• **What is required**: It is required that all of the data be written out exactly.

+++

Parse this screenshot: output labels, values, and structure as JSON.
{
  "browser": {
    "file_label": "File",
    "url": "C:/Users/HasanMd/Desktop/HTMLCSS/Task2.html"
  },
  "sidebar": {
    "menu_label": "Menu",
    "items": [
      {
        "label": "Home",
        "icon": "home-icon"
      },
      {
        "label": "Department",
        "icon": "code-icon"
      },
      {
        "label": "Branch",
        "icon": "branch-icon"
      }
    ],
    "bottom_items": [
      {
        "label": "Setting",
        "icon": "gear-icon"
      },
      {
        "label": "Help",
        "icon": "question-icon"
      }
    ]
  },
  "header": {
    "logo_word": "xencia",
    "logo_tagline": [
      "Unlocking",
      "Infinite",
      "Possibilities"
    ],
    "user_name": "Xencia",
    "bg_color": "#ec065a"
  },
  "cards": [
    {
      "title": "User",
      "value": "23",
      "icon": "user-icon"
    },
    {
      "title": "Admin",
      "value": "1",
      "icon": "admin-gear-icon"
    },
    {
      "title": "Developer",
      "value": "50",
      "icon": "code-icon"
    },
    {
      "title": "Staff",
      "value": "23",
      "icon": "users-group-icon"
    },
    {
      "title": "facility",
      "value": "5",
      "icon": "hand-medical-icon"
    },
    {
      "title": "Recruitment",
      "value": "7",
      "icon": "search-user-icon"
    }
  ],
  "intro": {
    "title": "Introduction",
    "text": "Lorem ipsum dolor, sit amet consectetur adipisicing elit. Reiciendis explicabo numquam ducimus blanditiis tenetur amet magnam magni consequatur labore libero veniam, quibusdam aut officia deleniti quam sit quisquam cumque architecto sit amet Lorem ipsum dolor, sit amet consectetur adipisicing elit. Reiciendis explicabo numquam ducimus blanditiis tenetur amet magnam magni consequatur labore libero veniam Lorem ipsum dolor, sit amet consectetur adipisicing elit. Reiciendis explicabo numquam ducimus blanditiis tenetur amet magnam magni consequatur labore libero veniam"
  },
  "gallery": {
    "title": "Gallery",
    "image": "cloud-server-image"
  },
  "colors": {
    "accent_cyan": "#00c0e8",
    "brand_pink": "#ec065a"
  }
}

+++

• **Response for this exercise**:
Parse this screenshot: output labels, values, and structure as JSON.
{
  "browser": {
    "file_label": "File",
    "url": "C:/Users/HasanMd/Desktop/HTMLCSS/Task2.html"
  },
  "sidebar": {
    "menu_label": "Menu",
    "items": [
      {
        "label": "Home",
        "icon": "home-icon"
      },
      {
        "label": "Department",
        "icon": "code-icon"
      },
      {
        "label": "Branch",
        "icon": "branch-icon"
      }
    ],
    "bottom_items": [
      {
        "label": "Setting",
        "icon": "gear-icon"
      },
      {
        "label": "Help",
        "icon": "question-icon"
      }
    ]
  },
  "header": {
    "logo_word": "xencia",
    "logo_tagline": [
      "Unlocking",
      "Infinite",
      "Possibilities"
    ],
    "user_name": "Xencia",
    "bg_color": "#ec065a"
  },
  "cards": [
    {
      "title": "User",
      "value": "23",
      "icon": "user-icon"
    },
    {
      "title": "Admin",
      "value": "1",
      "icon": "admin-gear-icon"
    },
    {
      "title": "Developer",
      "value": "50",
      "icon": "code-icon"
    },
    {
      "title": "Staff",
      "value": "23",
      "icon": "users-group-icon"
    },
    {
      "title": "facility",
      "value": "5",
      "icon": "hand-medical-icon"
    },
    {
      "title": "Recruitment",
      "value": "7",
      "icon": "search-user-icon"
    }
  ],
  "intro": {
    "title": "Introduction",
    "text": "Lorem ipsum dolor, sit amet consectetur adipisicing elit. Reiciendis explicabo numquam ducimus blanditiis tenetur amet magnam magni consequatur labore libero veniam, quibusdam aut officia deleniti quam sit quisquam cumque architecto sit amet Lorem ipsum dolor, sit amet consectetur adipisicing elit. Reiciendis explicabo numquam ducimus blanditiis tenetur amet magnam magni consequatur labore libero veniam Lorem ipsum dolor, sit amet consectetur adipisicing elit. Reiciendis explicabo numquam ducimus blanditiis tenetur amet magnam magni consequatur labore libero veniam"
  },
  "gallery": {
    "title": "Gallery",
    "image": "cloud-server-image"
  },
  "colors": {
    "accent_cyan": "#00c0e8",
    "brand_pink": "#ec065a"
  }
}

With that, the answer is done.